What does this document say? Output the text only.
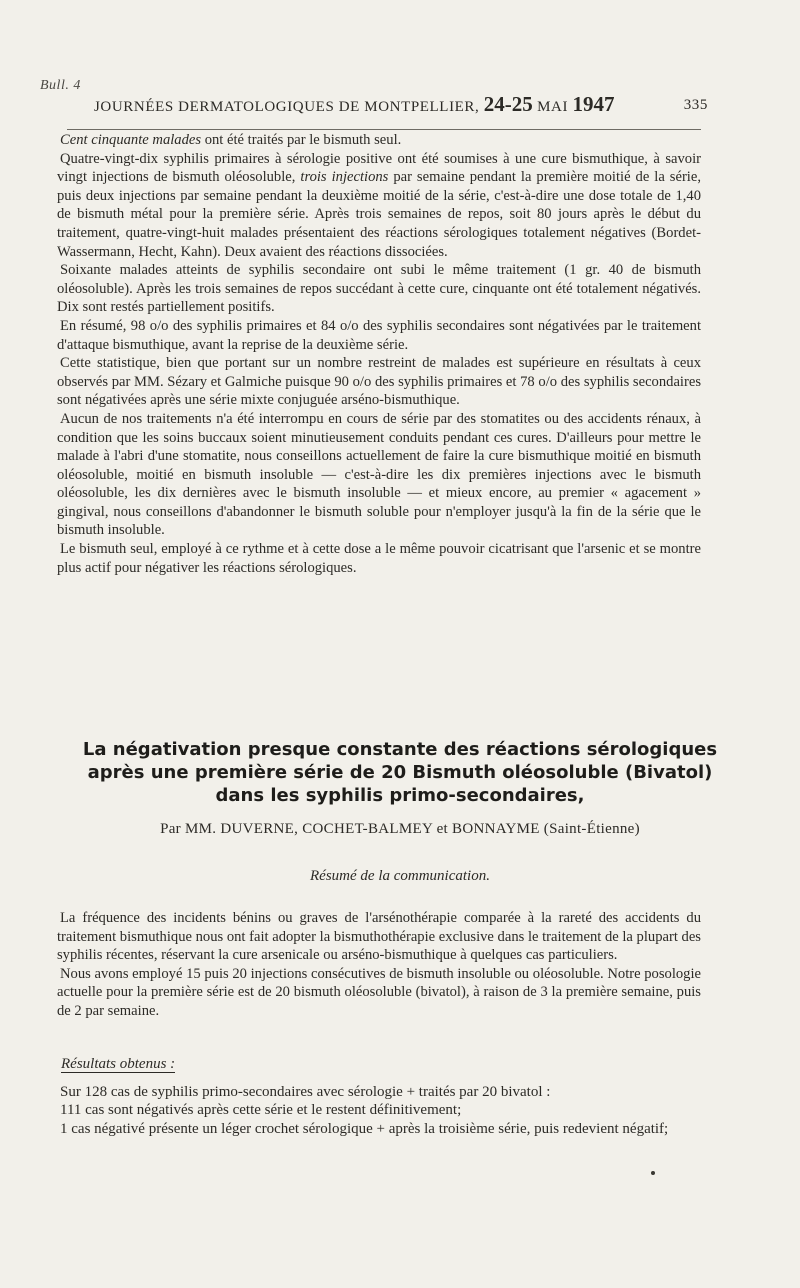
Bull. 4
JOURNÉES DERMATOLOGIQUES DE MONTPELLIER, 24-25 MAI 1947	335

Cent cinquante malades ont été traités par le bismuth seul.

Quatre-vingt-dix syphilis primaires à sérologie positive ont été soumises à une cure bismuthique, à savoir vingt injections de bismuth oléosoluble, trois injections par semaine pendant la première moitié de la série, puis deux injections par semaine pendant la deuxième moitié de la série, c'est-à-dire une dose totale de 1,40 de bismuth métal pour la première série. Après trois semaines de repos, soit 80 jours après le début du traitement, quatre-vingt-huit malades présentaient des réactions sérologiques totalement négatives (Bordet-Wassermann, Hecht, Kahn). Deux avaient des réactions dissociées.

Soixante malades atteints de syphilis secondaire ont subi le même traitement (1 gr. 40 de bismuth oléosoluble). Après les trois semaines de repos succédant à cette cure, cinquante ont été totalement négativés. Dix sont restés partiellement positifs.

En résumé, 98 o/o des syphilis primaires et 84 o/o des syphilis secondaires sont négativées par le traitement d'attaque bismuthique, avant la reprise de la deuxième série.

Cette statistique, bien que portant sur un nombre restreint de malades est supérieure en résultats à ceux observés par MM. Sézary et Galmiche puisque 90 o/o des syphilis primaires et 78 o/o des syphilis secondaires sont négativées après une série mixte conjuguée arséno-bismuthique.

Aucun de nos traitements n'a été interrompu en cours de série par des stomatites ou des accidents rénaux, à condition que les soins buccaux soient minutieusement conduits pendant ces cures. D'ailleurs pour mettre le malade à l'abri d'une stomatite, nous conseillons actuellement de faire la cure bismuthique moitié en bismuth oléosoluble, moitié en bismuth insoluble — c'est-à-dire les dix premières injections avec le bismuth oléosoluble, les dix dernières avec le bismuth insoluble — et mieux encore, au premier « agacement » gingival, nous conseillons d'abandonner le bismuth soluble pour n'employer jusqu'à la fin de la série que le bismuth insoluble.

Le bismuth seul, employé à ce rythme et à cette dose a le même pouvoir cicatrisant que l'arsenic et se montre plus actif pour négativer les réactions sérologiques.

La négativation presque constante des réactions sérologiques
après une première série de 20 Bismuth oléosoluble (Bivatol)
dans les syphilis primo-secondaires,
Par MM. DUVERNE, COCHET-BALMEY et BONNAYME (Saint-Étienne)
Résumé de la communication.

La fréquence des incidents bénins ou graves de l'arsénothérapie comparée à la rareté des accidents du traitement bismuthique nous ont fait adopter la bismuthothérapie exclusive dans le traitement de la plupart des syphilis récentes, réservant la cure arsenicale ou arséno-bismuthique à quelques cas particuliers.

Nous avons employé 15 puis 20 injections consécutives de bismuth insoluble ou oléosoluble. Notre posologie actuelle pour la première série est de 20 bismuth oléosoluble (bivatol), à raison de 3 la première semaine, puis de 2 par semaine.

Résultats obtenus :

Sur 128 cas de syphilis primo-secondaires avec sérologie + traités par 20 bivatol :

111 cas sont négativés après cette série et le restent définitivement;

1 cas négativé présente un léger crochet sérologique + après la troisième série, puis redevient négatif;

Task
Omit the pictures, then output the rest of the listing exactly.

Solution to this problem
What does this document say? Output the text only.
Bull. 4
JOURNÉES DERMATOLOGIQUES DE MONTPELLIER, 24-25 MAI 1947	335

Cent cinquante malades ont été traités par le bismuth seul.

Quatre-vingt-dix syphilis primaires à sérologie positive ont été soumises à une cure bismuthique, à savoir vingt injections de bismuth oléosoluble, trois injections par semaine pendant la première moitié de la série, puis deux injections par semaine pendant la deuxième moitié de la série, c'est-à-dire une dose totale de 1,40 de bismuth métal pour la première série. Après trois semaines de repos, soit 80 jours après le début du traitement, quatre-vingt-huit malades présentaient des réactions sérologiques totalement négatives (Bordet-Wassermann, Hecht, Kahn). Deux avaient des réactions dissociées.

Soixante malades atteints de syphilis secondaire ont subi le même traitement (1 gr. 40 de bismuth oléosoluble). Après les trois semaines de repos succédant à cette cure, cinquante ont été totalement négativés. Dix sont restés partiellement positifs.

En résumé, 98 o/o des syphilis primaires et 84 o/o des syphilis secondaires sont négativées par le traitement d'attaque bismuthique, avant la reprise de la deuxième série.

Cette statistique, bien que portant sur un nombre restreint de malades est supérieure en résultats à ceux observés par MM. Sézary et Galmiche puisque 90 o/o des syphilis primaires et 78 o/o des syphilis secondaires sont négativées après une série mixte conjuguée arséno-bismuthique.

Aucun de nos traitements n'a été interrompu en cours de série par des stomatites ou des accidents rénaux, à condition que les soins buccaux soient minutieusement conduits pendant ces cures. D'ailleurs pour mettre le malade à l'abri d'une stomatite, nous conseillons actuellement de faire la cure bismuthique moitié en bismuth oléosoluble, moitié en bismuth insoluble — c'est-à-dire les dix premières injections avec le bismuth oléosoluble, les dix dernières avec le bismuth insoluble — et mieux encore, au premier « agacement » gingival, nous conseillons d'abandonner le bismuth soluble pour n'employer jusqu'à la fin de la série que le bismuth insoluble.

Le bismuth seul, employé à ce rythme et à cette dose a le même pouvoir cicatrisant que l'arsenic et se montre plus actif pour négativer les réactions sérologiques.

La négativation presque constante des réactions sérologiques
après une première série de 20 Bismuth oléosoluble (Bivatol)
dans les syphilis primo-secondaires,
Par MM. DUVERNE, COCHET-BALMEY et BONNAYME (Saint-Étienne)
Résumé de la communication.

La fréquence des incidents bénins ou graves de l'arsénothérapie comparée à la rareté des accidents du traitement bismuthique nous ont fait adopter la bismuthothérapie exclusive dans le traitement de la plupart des syphilis récentes, réservant la cure arsenicale ou arséno-bismuthique à quelques cas particuliers.

Nous avons employé 15 puis 20 injections consécutives de bismuth insoluble ou oléosoluble. Notre posologie actuelle pour la première série est de 20 bismuth oléosoluble (bivatol), à raison de 3 la première semaine, puis de 2 par semaine.

Résultats obtenus :

Sur 128 cas de syphilis primo-secondaires avec sérologie + traités par 20 bivatol :

111 cas sont négativés après cette série et le restent définitivement;

1 cas négativé présente un léger crochet sérologique + après la troisième série, puis redevient négatif;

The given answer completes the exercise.